SHORT TASK:
Reproduce the listing below verbatim.

RECORD EXTRACTS:
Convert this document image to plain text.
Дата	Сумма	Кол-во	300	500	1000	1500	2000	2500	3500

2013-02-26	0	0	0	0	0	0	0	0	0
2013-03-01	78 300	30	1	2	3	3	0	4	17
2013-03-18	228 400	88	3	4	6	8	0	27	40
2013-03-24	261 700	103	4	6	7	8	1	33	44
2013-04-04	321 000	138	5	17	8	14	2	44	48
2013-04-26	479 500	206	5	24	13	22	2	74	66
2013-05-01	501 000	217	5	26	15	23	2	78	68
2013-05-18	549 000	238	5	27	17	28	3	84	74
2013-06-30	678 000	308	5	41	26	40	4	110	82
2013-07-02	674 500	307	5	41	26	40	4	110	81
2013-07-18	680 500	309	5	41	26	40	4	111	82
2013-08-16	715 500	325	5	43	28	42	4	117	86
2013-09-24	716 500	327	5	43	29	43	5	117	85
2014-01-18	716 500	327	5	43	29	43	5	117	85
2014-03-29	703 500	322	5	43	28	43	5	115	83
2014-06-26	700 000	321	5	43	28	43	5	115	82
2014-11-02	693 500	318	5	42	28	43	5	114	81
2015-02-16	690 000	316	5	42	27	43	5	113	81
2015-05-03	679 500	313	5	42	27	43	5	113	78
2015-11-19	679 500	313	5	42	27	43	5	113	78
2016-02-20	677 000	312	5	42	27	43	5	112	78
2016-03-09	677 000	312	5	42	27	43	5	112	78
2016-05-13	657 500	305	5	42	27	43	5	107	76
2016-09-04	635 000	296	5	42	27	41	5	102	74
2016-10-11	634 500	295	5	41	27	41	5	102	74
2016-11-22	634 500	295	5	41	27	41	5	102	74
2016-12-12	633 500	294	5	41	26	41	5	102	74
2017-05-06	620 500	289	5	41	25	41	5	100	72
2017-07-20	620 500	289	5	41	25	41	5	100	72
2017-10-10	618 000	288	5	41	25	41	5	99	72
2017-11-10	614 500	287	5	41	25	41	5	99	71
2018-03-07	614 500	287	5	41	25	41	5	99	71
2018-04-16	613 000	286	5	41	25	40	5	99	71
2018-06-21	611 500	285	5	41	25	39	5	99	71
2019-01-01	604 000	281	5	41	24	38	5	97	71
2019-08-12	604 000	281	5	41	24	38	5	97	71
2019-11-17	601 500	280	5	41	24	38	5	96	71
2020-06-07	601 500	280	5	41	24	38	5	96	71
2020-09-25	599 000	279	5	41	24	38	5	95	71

FULL SOLUTION:
Convert this document image to plain text.
Дата	Сумма	Кол-во	300	500	1000	1500	2000	2500	3500

2013-02-26	0	0	0	0	0	0	0	0	0
2013-03-01	78 300	30	1	2	3	3	0	4	17
2013-03-18	228 400	88	3	4	6	8	0	27	40
2013-03-24	261 700	103	4	6	7	8	1	33	44
2013-04-04	321 000	138	5	17	8	14	2	44	48
2013-04-26	479 500	206	5	24	13	22	2	74	66
2013-05-01	501 000	217	5	26	15	23	2	78	68
2013-05-18	549 000	238	5	27	17	28	3	84	74
2013-06-30	678 000	308	5	41	26	40	4	110	82
2013-07-02	674 500	307	5	41	26	40	4	110	81
2013-07-18	680 500	309	5	41	26	40	4	111	82
2013-08-16	715 500	325	5	43	28	42	4	117	86
2013-09-24	716 500	327	5	43	29	43	5	117	85
2014-01-18	716 500	327	5	43	29	43	5	117	85
2014-03-29	703 500	322	5	43	28	43	5	115	83
2014-06-26	700 000	321	5	43	28	43	5	115	82
2014-11-02	693 500	318	5	42	28	43	5	114	81
2015-02-16	690 000	316	5	42	27	43	5	113	81
2015-05-03	679 500	313	5	42	27	43	5	113	78
2015-11-19	679 500	313	5	42	27	43	5	113	78
2016-02-20	677 000	312	5	42	27	43	5	112	78
2016-03-09	677 000	312	5	42	27	43	5	112	78
2016-05-13	657 500	305	5	42	27	43	5	107	76
2016-09-04	635 000	296	5	42	27	41	5	102	74
2016-10-11	634 500	295	5	41	27	41	5	102	74
2016-11-22	634 500	295	5	41	27	41	5	102	74
2016-12-12	633 500	294	5	41	26	41	5	102	74
2017-05-06	620 500	289	5	41	25	41	5	100	72
2017-07-20	620 500	289	5	41	25	41	5	100	72
2017-10-10	618 000	288	5	41	25	41	5	99	72
2017-11-10	614 500	287	5	41	25	41	5	99	71
2018-03-07	614 500	287	5	41	25	41	5	99	71
2018-04-16	613 000	286	5	41	25	40	5	99	71
2018-06-21	611 500	285	5	41	25	39	5	99	71
2019-01-01	604 000	281	5	41	24	38	5	97	71
2019-08-12	604 000	281	5	41	24	38	5	97	71
2019-11-17	601 500	280	5	41	24	38	5	96	71
2020-06-07	601 500	280	5	41	24	38	5	96	71
2020-09-25	599 000	279	5	41	24	38	5	95	71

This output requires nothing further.